WHAT YOU NEED TO DO
Copy each line of the data below with the word "document".

-- begin TASK INPUT --

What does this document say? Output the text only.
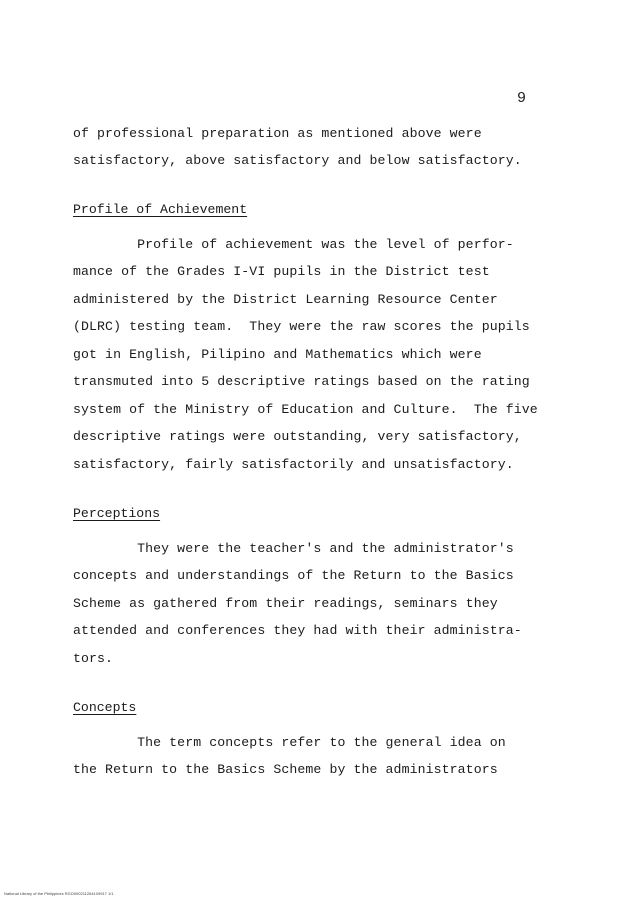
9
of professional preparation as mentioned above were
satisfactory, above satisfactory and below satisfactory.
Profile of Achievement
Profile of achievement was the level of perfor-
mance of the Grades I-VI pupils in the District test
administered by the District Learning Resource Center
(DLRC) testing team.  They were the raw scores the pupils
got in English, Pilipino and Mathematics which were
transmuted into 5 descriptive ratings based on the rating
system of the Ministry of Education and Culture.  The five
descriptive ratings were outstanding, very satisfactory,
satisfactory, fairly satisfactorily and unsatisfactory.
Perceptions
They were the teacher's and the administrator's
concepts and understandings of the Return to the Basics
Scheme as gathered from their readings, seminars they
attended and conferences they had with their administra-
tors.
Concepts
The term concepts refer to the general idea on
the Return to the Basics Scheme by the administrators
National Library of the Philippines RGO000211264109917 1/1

-- end TASK INPUT --
-- begin TASK INPUT --

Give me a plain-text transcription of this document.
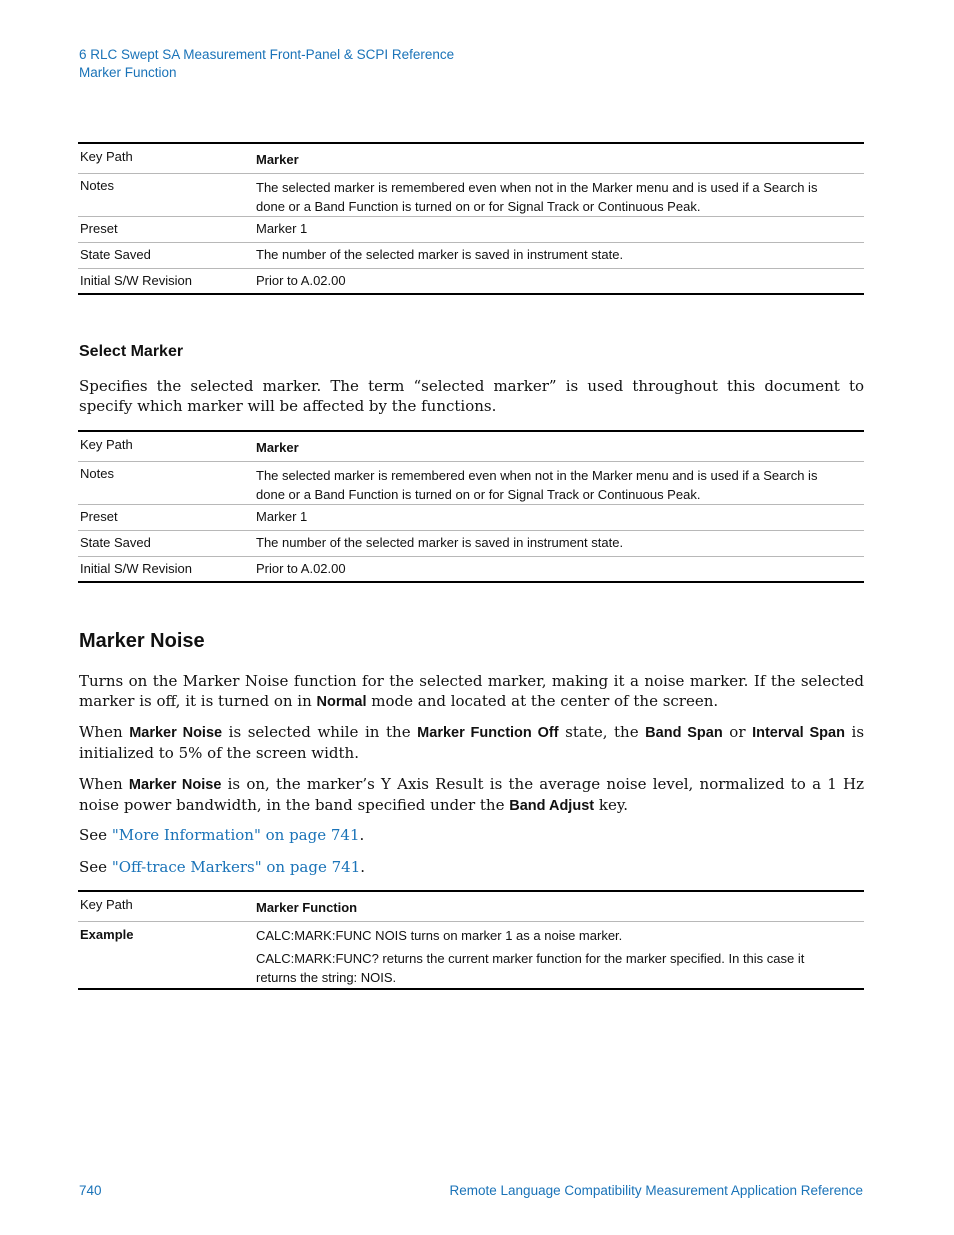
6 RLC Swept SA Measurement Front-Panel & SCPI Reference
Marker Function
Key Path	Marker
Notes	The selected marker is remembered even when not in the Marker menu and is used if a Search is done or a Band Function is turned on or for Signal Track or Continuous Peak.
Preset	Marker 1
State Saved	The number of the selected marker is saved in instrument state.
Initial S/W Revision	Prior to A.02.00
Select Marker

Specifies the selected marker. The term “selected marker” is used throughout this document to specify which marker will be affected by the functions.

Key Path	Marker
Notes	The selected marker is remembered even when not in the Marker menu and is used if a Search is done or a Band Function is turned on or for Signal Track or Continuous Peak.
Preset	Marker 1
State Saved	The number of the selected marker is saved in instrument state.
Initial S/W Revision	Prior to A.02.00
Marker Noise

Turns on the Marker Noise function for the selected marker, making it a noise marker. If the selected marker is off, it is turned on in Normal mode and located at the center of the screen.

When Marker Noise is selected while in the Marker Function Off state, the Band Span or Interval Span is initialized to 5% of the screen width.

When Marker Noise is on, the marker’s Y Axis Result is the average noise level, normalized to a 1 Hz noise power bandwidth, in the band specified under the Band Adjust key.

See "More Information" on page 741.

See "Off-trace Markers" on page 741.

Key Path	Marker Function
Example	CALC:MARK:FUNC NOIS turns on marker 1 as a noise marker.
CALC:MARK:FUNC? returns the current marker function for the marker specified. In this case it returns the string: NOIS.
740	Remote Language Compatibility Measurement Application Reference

-- end TASK INPUT --
-- begin TASK INPUT --

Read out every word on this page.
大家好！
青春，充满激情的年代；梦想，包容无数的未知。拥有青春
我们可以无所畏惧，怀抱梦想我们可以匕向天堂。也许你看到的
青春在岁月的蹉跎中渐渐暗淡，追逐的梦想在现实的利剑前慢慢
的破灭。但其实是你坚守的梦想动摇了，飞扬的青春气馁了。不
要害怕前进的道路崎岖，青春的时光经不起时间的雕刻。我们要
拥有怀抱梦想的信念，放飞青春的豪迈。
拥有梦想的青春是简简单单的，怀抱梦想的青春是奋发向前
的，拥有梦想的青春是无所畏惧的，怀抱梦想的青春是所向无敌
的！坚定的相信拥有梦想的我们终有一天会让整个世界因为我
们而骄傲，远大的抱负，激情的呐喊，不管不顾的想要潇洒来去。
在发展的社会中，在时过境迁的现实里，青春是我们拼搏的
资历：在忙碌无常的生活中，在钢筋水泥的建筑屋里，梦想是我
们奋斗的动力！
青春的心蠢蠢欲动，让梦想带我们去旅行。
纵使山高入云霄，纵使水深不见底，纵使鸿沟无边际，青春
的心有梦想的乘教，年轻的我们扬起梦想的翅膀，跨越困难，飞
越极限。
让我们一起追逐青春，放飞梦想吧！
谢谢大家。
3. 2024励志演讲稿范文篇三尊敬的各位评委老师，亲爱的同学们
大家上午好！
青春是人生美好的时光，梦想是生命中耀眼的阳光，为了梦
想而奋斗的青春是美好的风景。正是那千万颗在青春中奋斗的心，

-- end TASK INPUT --

TASK SOLUTION
What does this document say? Output the text only.
Give me a plain-text transcription of this document.
Specifies the selected marker. The term “selected marker” is used throughout this document to specify which marker will be affected by the functions.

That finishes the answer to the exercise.